» **Work instructions**: A single number is the whole answer: how many lines in this listing contain "motståndarens".

» **Data supplied**:
··········
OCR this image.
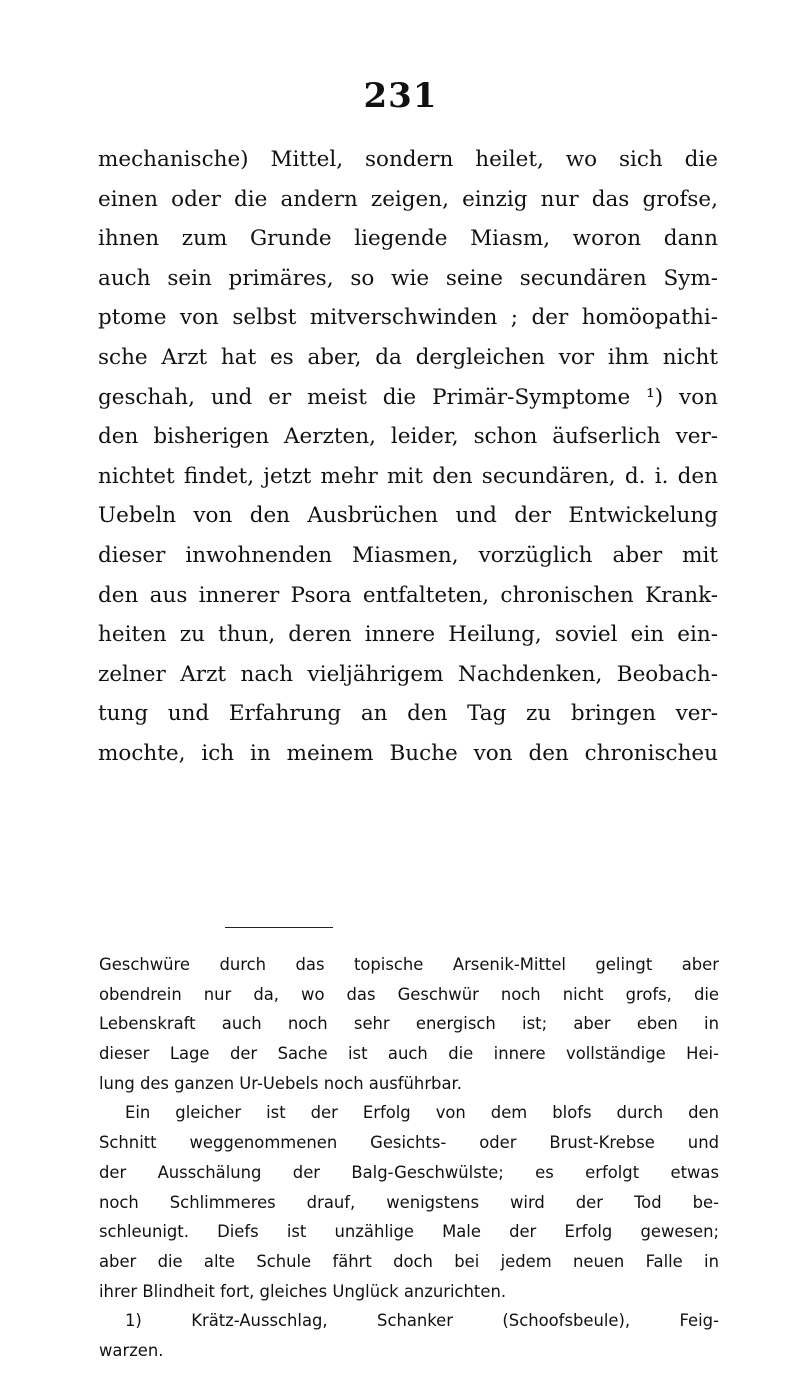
231
mechanische) Mittel, sondern heilet, wo sich die
einen oder die andern zeigen, einzig nur das grofse,
ihnen zum Grunde liegende Miasm, woron dann
auch sein primäres, so wie seine secundären Sym-
ptome von selbst mitverschwinden ; der homöopathi-
sche Arzt hat es aber, da dergleichen vor ihm nicht
geschah, und er meist die Primär-Symptome ¹) von
den bisherigen Aerzten, leider, schon äufserlich ver-
nichtet findet, jetzt mehr mit den secundären, d. i. den
Uebeln von den Ausbrüchen und der Entwickelung
dieser inwohnenden Miasmen, vorzüglich aber mit
den aus innerer Psora entfalteten, chronischen Krank-
heiten zu thun, deren innere Heilung, soviel ein ein-
zelner Arzt nach vieljährigem Nachdenken, Beobach-
tung und Erfahrung an den Tag zu bringen ver-
mochte, ich in meinem Buche von den chronischeu
Geschwüre durch das topische Arsenik-Mittel gelingt aber
obendrein nur da, wo das Geschwür noch nicht grofs, die
Lebenskraft auch noch sehr energisch ist; aber eben in
dieser Lage der Sache ist auch die innere vollständige Hei-
lung des ganzen Ur-Uebels noch ausführbar.
Ein gleicher ist der Erfolg von dem blofs durch den
Schnitt weggenommenen Gesichts- oder Brust-Krebse und
der Ausschälung der Balg-Geschwülste; es erfolgt etwas
noch Schlimmeres drauf, wenigstens wird der Tod be-
schleunigt. Diefs ist unzählige Male der Erfolg gewesen;
aber die alte Schule fährt doch bei jedem neuen Falle in
ihrer Blindheit fort, gleiches Unglück anzurichten.
1) Krätz-Ausschlag, Schanker (Schoofsbeule), Feig-
warzen.
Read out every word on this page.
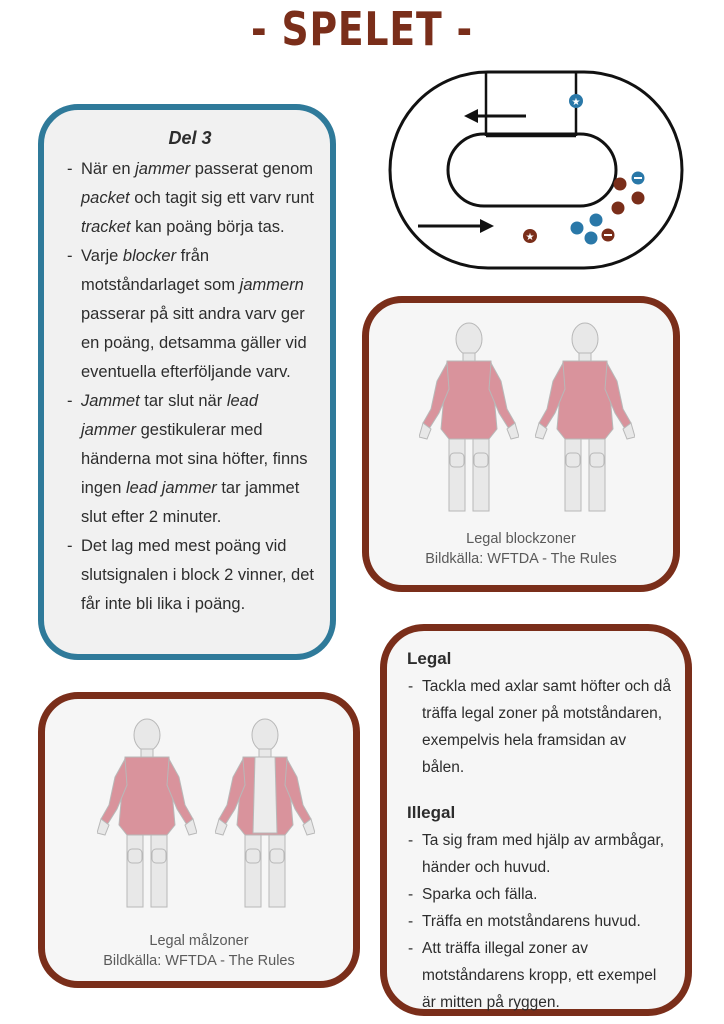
- SPELET -
★
★
Del 3
- När en jammer passerat genom packet och tagit sig ett varv runt tracket kan poäng börja tas.
- Varje blocker från motståndarlaget som jammern passerar på sitt andra varv ger en poäng, detsamma gäller vid eventuella efterföljande varv.
- Jammet tar slut när lead jammer gestikulerar med händerna mot sina höfter, finns ingen lead jammer tar jammet slut efter 2 minuter.
- Det lag med mest poäng vid slutsignalen i block 2 vinner, det får inte bli lika i poäng.
Legal blockzoner
Bildkälla: WFTDA - The Rules
Legal
- Tackla med axlar samt höfter och då träffa legal zoner på motståndaren, exempelvis hela framsidan av bålen.
Illegal
- Ta sig fram med hjälp av armbågar, händer och huvud.
- Sparka och fälla.
- Träffa en motståndarens huvud.
- Att träffa illegal zoner av motståndarens kropp, ett exempel är mitten på ryggen.
Legal målzoner
Bildkälla: WFTDA - The Rules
··········
» **Answer**: 2